[Quoted text]:
================================

Hi,
I am working on an implementation of a ZigBee Smart Energy compliant in-home display which uses CC2530 and ZStack 2.5.1a in order to act in a ZigBee network as an end device. The implementation is almost finished and we are preparing the device for official ZigBee conformance testing, but there is one weird issue that currently prevents many of the tests from passing reliably.
In several test cases, the test harness acting as a Trust Center sends a ZCL Read Attribute command frame in order to verify that our device sends a correct reply. However, these tests occasionally fail (about 20% of the time) because our device randomly replies with the wrong attribute. Each time this happens, the attribute ID contained in the reply has its less significant byte changed to 0x05. So if the Trust Center requests attribute 0x0000, our device sometimes replies by sending attribute 0x0005 instead, etc.
Looking at the packet traffic with a third party sniffer didn't reveal anything particularly interesting: TC sends a ZCL Read Attribute packet, its payload contains one attribute ID and it is 0x0000. Then our device sends a ZCL Read Attribute response and its payload contains attribute ID 0x0005 and its current value (or an unsupported attribute error, if the attribute ID has transformed into something unsupported).
To debug the issue further, I then modified the zstack by adding zclSendMsg(pInMsg) to zclProcessInReadCmd() in both ZNP and ZAP level code. This way, all received ZCL Read Attribute packets got relayed to application level event loop, and I was able to verify that by the time the incoming command frame got processed by ZNP in zclProcessInReadCmd(), the attribute ID had already mysteriously changed to 0x0005.
This behaviour is really baffling, since these frames are encrypted and therefore the possibility of packets getting corrupted during transmission is basically out of the question. Most of the ZCL Read Attribute packets are received correctly, but the problem still occurs often enough to prevent compliance tests from passing at the moment. It is also quite possible that similar corruption occurs with other types of command frames as well, they just haven't been tested as extensively. I have noticed that Certificate-Based Key Establishment occasionally fails for no obvious reason, and succeeds on retry, so that could be related too.
Any ideas what to do about this?

================================

[Information supplied]:
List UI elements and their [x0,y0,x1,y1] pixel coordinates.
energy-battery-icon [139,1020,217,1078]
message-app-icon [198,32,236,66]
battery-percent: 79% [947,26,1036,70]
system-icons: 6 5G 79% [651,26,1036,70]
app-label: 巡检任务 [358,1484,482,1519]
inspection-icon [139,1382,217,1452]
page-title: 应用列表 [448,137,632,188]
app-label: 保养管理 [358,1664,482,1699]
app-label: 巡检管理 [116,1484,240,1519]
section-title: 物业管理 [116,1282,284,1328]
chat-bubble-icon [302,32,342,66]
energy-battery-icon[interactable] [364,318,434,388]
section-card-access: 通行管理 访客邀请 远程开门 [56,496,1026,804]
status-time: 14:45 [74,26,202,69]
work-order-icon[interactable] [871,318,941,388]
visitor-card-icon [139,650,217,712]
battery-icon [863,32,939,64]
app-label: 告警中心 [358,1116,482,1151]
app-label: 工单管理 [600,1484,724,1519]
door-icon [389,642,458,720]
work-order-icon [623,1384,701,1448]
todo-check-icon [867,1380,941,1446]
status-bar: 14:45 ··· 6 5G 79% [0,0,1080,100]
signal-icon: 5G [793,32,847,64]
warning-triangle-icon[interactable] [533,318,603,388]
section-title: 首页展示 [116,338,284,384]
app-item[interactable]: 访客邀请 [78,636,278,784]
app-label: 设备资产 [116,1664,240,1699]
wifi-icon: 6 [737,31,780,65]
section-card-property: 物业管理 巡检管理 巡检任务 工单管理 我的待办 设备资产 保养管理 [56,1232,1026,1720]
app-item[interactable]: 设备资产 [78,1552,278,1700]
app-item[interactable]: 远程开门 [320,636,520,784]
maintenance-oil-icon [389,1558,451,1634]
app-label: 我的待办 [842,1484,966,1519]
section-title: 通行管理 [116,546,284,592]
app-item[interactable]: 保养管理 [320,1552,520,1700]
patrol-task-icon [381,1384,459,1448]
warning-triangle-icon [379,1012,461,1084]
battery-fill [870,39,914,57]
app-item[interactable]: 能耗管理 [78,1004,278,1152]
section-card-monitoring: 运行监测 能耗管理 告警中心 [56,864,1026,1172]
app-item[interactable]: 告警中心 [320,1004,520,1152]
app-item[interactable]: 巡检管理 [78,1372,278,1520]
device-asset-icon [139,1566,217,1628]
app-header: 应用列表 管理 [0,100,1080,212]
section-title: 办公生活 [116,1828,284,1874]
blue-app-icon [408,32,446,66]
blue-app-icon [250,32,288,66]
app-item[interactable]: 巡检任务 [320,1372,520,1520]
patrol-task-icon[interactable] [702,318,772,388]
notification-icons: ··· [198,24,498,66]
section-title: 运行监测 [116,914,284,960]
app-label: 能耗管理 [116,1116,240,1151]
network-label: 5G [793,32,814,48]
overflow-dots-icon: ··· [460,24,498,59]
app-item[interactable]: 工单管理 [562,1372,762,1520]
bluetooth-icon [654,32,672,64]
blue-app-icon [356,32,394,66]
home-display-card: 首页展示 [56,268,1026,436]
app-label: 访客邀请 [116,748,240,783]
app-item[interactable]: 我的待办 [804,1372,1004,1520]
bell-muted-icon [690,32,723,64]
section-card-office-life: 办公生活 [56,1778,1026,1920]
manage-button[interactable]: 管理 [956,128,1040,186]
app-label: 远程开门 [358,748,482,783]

================================

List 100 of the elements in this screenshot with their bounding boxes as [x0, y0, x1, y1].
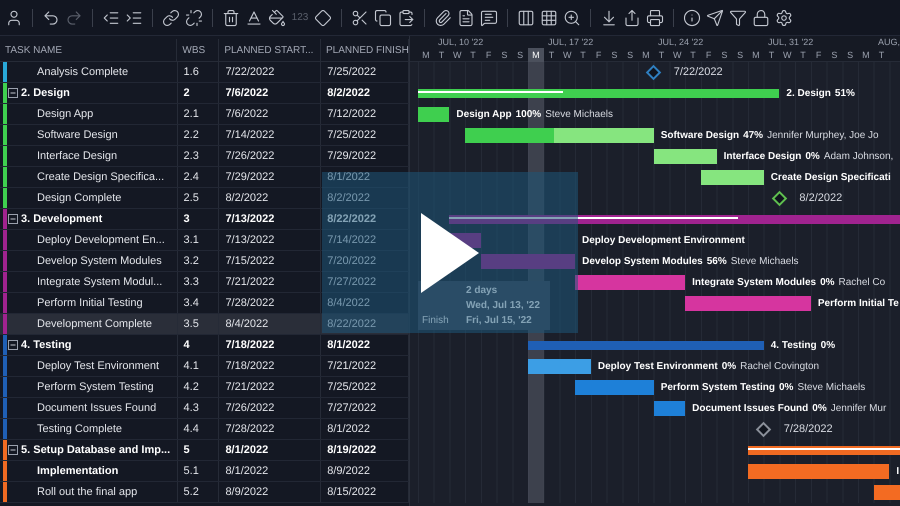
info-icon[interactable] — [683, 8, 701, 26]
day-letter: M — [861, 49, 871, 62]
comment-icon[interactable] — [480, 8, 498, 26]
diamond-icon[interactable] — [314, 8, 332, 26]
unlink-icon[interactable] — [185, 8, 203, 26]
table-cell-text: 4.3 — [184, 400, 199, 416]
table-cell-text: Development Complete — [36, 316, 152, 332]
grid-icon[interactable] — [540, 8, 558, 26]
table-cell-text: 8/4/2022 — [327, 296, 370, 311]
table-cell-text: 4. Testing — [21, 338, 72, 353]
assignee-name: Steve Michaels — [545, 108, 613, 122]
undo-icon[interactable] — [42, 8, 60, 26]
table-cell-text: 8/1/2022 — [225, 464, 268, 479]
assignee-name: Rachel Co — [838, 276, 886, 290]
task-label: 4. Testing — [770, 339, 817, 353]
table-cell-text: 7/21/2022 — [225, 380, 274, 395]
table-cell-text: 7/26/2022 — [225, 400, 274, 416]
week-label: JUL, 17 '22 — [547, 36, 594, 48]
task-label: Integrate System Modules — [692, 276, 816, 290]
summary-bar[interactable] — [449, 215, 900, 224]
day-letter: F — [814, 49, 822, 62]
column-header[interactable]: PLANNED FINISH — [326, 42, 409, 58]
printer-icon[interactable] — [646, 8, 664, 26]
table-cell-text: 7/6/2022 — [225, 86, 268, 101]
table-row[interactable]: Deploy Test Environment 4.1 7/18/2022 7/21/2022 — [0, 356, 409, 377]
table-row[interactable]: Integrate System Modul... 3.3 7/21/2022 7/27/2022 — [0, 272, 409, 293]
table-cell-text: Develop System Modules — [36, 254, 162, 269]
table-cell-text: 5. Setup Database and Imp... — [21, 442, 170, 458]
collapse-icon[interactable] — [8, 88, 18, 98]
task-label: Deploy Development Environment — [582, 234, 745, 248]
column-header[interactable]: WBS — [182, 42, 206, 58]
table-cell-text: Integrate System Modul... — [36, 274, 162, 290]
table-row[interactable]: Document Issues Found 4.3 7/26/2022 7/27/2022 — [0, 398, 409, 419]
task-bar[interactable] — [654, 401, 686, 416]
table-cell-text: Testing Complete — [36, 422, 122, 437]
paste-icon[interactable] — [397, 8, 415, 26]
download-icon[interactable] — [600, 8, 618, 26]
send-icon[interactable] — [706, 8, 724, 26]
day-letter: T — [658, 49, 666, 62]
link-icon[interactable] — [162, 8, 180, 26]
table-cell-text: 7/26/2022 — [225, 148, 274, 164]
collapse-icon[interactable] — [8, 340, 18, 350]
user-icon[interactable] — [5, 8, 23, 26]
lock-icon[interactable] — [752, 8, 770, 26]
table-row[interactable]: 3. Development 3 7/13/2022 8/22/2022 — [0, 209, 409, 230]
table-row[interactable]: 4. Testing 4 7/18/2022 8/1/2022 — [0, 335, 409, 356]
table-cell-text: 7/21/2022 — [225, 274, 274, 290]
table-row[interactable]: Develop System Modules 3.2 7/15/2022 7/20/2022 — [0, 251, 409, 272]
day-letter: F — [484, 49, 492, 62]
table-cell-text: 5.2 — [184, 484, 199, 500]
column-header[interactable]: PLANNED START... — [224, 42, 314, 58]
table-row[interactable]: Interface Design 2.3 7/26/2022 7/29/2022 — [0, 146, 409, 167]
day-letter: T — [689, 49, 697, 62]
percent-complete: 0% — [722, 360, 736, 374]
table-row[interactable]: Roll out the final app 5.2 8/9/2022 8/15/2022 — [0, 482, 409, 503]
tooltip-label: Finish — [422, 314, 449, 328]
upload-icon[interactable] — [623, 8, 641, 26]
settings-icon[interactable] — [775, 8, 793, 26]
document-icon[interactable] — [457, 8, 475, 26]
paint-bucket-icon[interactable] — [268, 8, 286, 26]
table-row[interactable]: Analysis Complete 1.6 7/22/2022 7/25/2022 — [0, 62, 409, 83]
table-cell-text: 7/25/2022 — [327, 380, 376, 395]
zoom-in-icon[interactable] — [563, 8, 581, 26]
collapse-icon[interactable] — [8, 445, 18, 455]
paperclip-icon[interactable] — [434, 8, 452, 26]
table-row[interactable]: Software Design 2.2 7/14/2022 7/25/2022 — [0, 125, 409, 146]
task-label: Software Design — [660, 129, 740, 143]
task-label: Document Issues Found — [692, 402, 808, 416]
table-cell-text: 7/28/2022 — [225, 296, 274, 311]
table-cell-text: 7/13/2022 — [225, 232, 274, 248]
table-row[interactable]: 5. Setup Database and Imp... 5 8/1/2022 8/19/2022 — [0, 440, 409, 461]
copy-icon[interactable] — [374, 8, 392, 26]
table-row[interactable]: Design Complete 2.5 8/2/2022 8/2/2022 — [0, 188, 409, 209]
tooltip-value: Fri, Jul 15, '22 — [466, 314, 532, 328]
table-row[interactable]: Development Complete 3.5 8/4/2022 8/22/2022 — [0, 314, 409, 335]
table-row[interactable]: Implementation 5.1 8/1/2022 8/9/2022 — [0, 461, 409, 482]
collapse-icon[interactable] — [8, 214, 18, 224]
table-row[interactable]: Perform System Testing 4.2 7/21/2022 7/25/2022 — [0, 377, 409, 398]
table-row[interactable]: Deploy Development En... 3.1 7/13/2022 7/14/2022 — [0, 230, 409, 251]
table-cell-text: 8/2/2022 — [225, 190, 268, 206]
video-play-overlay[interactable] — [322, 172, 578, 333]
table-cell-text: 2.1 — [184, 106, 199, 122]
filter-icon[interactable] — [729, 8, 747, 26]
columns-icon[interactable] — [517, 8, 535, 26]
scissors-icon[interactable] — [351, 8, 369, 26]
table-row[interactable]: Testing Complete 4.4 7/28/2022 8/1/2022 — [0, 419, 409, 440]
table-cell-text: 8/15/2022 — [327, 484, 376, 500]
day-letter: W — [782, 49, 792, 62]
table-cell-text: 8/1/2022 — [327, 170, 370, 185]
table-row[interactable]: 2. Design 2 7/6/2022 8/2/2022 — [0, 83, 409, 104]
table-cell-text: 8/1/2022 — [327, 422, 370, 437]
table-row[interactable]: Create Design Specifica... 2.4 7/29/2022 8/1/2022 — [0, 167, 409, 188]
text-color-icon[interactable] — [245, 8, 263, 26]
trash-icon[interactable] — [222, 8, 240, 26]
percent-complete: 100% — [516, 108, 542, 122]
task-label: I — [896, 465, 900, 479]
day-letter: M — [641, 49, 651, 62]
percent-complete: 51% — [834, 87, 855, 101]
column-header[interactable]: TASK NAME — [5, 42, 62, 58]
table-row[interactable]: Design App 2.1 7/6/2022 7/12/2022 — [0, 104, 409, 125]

================================

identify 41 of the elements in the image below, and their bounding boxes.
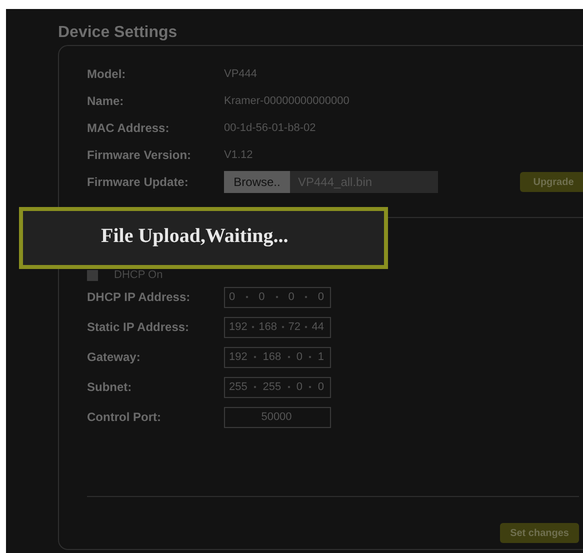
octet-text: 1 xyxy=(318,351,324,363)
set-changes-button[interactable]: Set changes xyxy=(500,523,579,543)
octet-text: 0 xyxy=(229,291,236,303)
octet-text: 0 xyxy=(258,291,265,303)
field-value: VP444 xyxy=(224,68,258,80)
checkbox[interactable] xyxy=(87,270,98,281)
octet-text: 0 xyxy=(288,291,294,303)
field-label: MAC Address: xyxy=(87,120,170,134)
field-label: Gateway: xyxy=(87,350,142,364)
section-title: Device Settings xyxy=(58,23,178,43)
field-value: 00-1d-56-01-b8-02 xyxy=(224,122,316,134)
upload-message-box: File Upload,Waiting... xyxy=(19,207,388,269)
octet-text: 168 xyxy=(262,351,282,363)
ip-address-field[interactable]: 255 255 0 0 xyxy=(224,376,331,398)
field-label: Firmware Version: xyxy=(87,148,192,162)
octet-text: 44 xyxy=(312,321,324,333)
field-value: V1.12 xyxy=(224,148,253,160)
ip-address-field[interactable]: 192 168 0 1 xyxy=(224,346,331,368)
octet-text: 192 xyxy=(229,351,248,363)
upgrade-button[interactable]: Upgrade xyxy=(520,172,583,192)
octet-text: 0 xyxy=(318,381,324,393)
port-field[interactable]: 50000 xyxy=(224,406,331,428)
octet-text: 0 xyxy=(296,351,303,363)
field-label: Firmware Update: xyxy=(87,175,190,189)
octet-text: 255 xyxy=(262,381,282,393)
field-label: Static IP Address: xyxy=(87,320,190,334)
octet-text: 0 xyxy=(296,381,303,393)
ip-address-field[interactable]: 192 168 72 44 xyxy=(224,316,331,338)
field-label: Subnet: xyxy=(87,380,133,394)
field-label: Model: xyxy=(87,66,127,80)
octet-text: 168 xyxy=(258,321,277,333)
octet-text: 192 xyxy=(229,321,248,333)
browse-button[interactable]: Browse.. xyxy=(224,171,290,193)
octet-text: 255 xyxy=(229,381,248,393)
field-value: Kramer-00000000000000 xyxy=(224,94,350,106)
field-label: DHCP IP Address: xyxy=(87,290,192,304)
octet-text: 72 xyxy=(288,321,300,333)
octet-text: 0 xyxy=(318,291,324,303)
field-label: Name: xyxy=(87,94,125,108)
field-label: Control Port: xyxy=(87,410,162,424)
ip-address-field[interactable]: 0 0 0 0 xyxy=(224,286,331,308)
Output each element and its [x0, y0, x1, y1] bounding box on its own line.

================================

[Do this]: Reproduce the part of the ZigBee forum post that begins with the words "This behaviour is" and ends after the words "do about this?". The items have nothing to do with the ZigBee forum post.

[Final answer]:
This behaviour is really baffling, since these frames are encrypted and therefore the possibility of packets getting corrupted during transmission is basically out of the question. Most of the ZCL Read Attribute packets are received correctly, but the problem still occurs often enough to prevent compliance tests from passing at the moment. It is also quite possible that similar corruption occurs with other types of command frames as well, they just haven't been tested as extensively. I have noticed that Certificate-Based Key Establishment occasionally fails for no obvious reason, and succeeds on retry, so that could be related too.
Any ideas what to do about this?